● **STORED RECORDS**

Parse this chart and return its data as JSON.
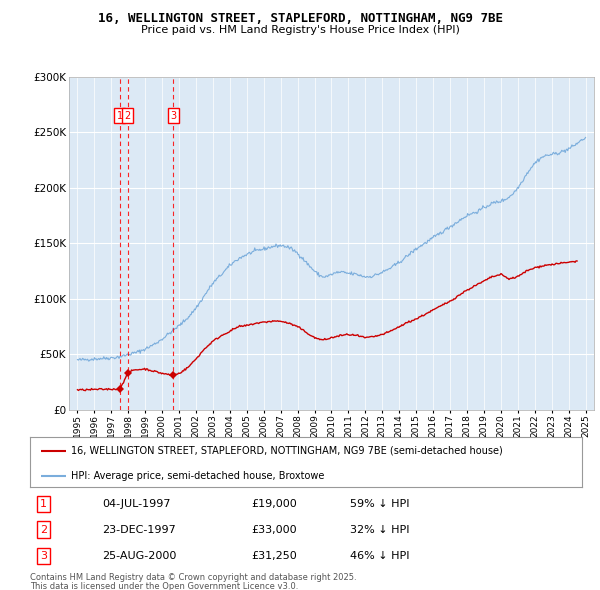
{
  "title": "16, WELLINGTON STREET, STAPLEFORD, NOTTINGHAM, NG9 7BE",
  "subtitle": "Price paid vs. HM Land Registry's House Price Index (HPI)",
  "ylim": [
    0,
    300000
  ],
  "yticks": [
    0,
    50000,
    100000,
    150000,
    200000,
    250000,
    300000
  ],
  "ytick_labels": [
    "£0",
    "£50K",
    "£100K",
    "£150K",
    "£200K",
    "£250K",
    "£300K"
  ],
  "plot_bg_color": "#dce9f5",
  "grid_color": "#ffffff",
  "red_line_color": "#cc0000",
  "blue_line_color": "#7aaddc",
  "legend_label_red": "16, WELLINGTON STREET, STAPLEFORD, NOTTINGHAM, NG9 7BE (semi-detached house)",
  "legend_label_blue": "HPI: Average price, semi-detached house, Broxtowe",
  "transactions": [
    {
      "num": 1,
      "date": "04-JUL-1997",
      "year": 1997.5,
      "price": 19000,
      "label": "£19,000",
      "pct": "59% ↓ HPI"
    },
    {
      "num": 2,
      "date": "23-DEC-1997",
      "year": 1997.97,
      "price": 33000,
      "label": "£33,000",
      "pct": "32% ↓ HPI"
    },
    {
      "num": 3,
      "date": "25-AUG-2000",
      "year": 2000.65,
      "price": 31250,
      "label": "£31,250",
      "pct": "46% ↓ HPI"
    }
  ],
  "footnote_line1": "Contains HM Land Registry data © Crown copyright and database right 2025.",
  "footnote_line2": "This data is licensed under the Open Government Licence v3.0.",
  "hpi_years": [
    1995.0,
    1995.5,
    1996.0,
    1996.5,
    1997.0,
    1997.5,
    1998.0,
    1998.5,
    1999.0,
    1999.5,
    2000.0,
    2000.5,
    2001.0,
    2001.5,
    2002.0,
    2002.5,
    2003.0,
    2003.5,
    2004.0,
    2004.5,
    2005.0,
    2005.5,
    2006.0,
    2006.5,
    2007.0,
    2007.5,
    2008.0,
    2008.5,
    2009.0,
    2009.5,
    2010.0,
    2010.5,
    2011.0,
    2011.5,
    2012.0,
    2012.5,
    2013.0,
    2013.5,
    2014.0,
    2014.5,
    2015.0,
    2015.5,
    2016.0,
    2016.5,
    2017.0,
    2017.5,
    2018.0,
    2018.5,
    2019.0,
    2019.5,
    2020.0,
    2020.5,
    2021.0,
    2021.5,
    2022.0,
    2022.5,
    2023.0,
    2023.5,
    2024.0,
    2024.5,
    2025.0
  ],
  "hpi_values": [
    45000,
    45500,
    46000,
    46500,
    47000,
    48000,
    50000,
    52000,
    55000,
    59000,
    64000,
    70000,
    76000,
    83000,
    92000,
    103000,
    114000,
    122000,
    130000,
    136000,
    140000,
    143000,
    145000,
    147000,
    148000,
    146000,
    141000,
    133000,
    125000,
    120000,
    122000,
    124000,
    123000,
    122000,
    120000,
    121000,
    124000,
    128000,
    133000,
    139000,
    145000,
    150000,
    155000,
    160000,
    165000,
    170000,
    175000,
    178000,
    182000,
    186000,
    188000,
    192000,
    200000,
    212000,
    222000,
    228000,
    230000,
    232000,
    235000,
    240000,
    245000
  ],
  "red_years": [
    1995.0,
    1995.5,
    1996.0,
    1996.5,
    1997.0,
    1997.5,
    1997.97,
    1998.3,
    1999.0,
    1999.5,
    2000.0,
    2000.65,
    2001.0,
    2001.5,
    2002.0,
    2002.5,
    2003.0,
    2003.5,
    2004.0,
    2004.5,
    2005.0,
    2005.5,
    2006.0,
    2006.5,
    2007.0,
    2007.5,
    2008.0,
    2008.5,
    2009.0,
    2009.5,
    2010.0,
    2010.5,
    2011.0,
    2011.5,
    2012.0,
    2012.5,
    2013.0,
    2013.5,
    2014.0,
    2014.5,
    2015.0,
    2015.5,
    2016.0,
    2016.5,
    2017.0,
    2017.5,
    2018.0,
    2018.5,
    2019.0,
    2019.5,
    2020.0,
    2020.5,
    2021.0,
    2021.5,
    2022.0,
    2022.5,
    2023.0,
    2023.5,
    2024.0,
    2024.5
  ],
  "red_values": [
    18000,
    18200,
    18500,
    18700,
    18800,
    19000,
    33000,
    36000,
    37000,
    35000,
    33000,
    31250,
    33000,
    38000,
    46000,
    55000,
    62000,
    67000,
    71000,
    75000,
    76000,
    78000,
    79000,
    80000,
    80000,
    78000,
    75000,
    70000,
    65000,
    63000,
    65000,
    67000,
    68000,
    67000,
    65000,
    66000,
    68000,
    71000,
    75000,
    79000,
    82000,
    86000,
    90000,
    94000,
    98000,
    103000,
    108000,
    112000,
    116000,
    120000,
    122000,
    118000,
    120000,
    125000,
    128000,
    130000,
    131000,
    132000,
    133000,
    134000
  ]
}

● **WORK REQUIRED**
For each line above that contains the word "data", copy that line.

● **RESULT FOR THIS TASK**
Parse this chart and return its data as JSON.
  "footnote_line1": "Contains HM Land Registry data © Crown copyright and database right 2025.",
  "footnote_line2": "This data is licensed under the Open Government Licence v3.0.",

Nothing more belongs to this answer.